Data entries
★ ★ ★ ★

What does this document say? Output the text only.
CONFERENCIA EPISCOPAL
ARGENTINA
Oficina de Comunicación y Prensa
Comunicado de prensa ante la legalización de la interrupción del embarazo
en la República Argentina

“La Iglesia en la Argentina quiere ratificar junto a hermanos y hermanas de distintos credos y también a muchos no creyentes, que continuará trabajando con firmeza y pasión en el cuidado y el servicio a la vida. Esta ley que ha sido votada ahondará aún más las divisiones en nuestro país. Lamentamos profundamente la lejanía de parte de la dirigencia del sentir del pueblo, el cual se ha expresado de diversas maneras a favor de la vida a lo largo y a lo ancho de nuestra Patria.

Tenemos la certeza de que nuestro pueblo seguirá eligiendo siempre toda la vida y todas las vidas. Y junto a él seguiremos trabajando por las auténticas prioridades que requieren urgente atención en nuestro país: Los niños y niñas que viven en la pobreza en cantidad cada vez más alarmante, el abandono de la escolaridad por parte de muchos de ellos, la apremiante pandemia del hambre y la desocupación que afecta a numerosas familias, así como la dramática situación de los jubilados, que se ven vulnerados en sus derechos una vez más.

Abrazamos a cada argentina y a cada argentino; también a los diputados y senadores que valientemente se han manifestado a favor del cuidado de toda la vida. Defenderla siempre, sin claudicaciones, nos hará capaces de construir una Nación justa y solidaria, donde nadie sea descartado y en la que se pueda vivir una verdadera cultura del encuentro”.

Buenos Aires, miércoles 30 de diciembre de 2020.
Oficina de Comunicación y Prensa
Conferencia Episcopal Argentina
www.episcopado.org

★ ★ ★ ★

● **Aim of the exercise**: Reproduce the complete set of lines precisely as supplied.

● **Task answer**:
What does this document say? Output the text only.
CONFERENCIA EPISCOPAL
ARGENTINA
Oficina de Comunicación y Prensa
Comunicado de prensa ante la legalización de la interrupción del embarazo
en la República Argentina

“La Iglesia en la Argentina quiere ratificar junto a hermanos y hermanas de distintos credos y también a muchos no creyentes, que continuará trabajando con firmeza y pasión en el cuidado y el servicio a la vida. Esta ley que ha sido votada ahondará aún más las divisiones en nuestro país. Lamentamos profundamente la lejanía de parte de la dirigencia del sentir del pueblo, el cual se ha expresado de diversas maneras a favor de la vida a lo largo y a lo ancho de nuestra Patria.

Tenemos la certeza de que nuestro pueblo seguirá eligiendo siempre toda la vida y todas las vidas. Y junto a él seguiremos trabajando por las auténticas prioridades que requieren urgente atención en nuestro país: Los niños y niñas que viven en la pobreza en cantidad cada vez más alarmante, el abandono de la escolaridad por parte de muchos de ellos, la apremiante pandemia del hambre y la desocupación que afecta a numerosas familias, así como la dramática situación de los jubilados, que se ven vulnerados en sus derechos una vez más.

Abrazamos a cada argentina y a cada argentino; también a los diputados y senadores que valientemente se han manifestado a favor del cuidado de toda la vida. Defenderla siempre, sin claudicaciones, nos hará capaces de construir una Nación justa y solidaria, donde nadie sea descartado y en la que se pueda vivir una verdadera cultura del encuentro”.

Buenos Aires, miércoles 30 de diciembre de 2020.
Oficina de Comunicación y Prensa
Conferencia Episcopal Argentina
www.episcopado.org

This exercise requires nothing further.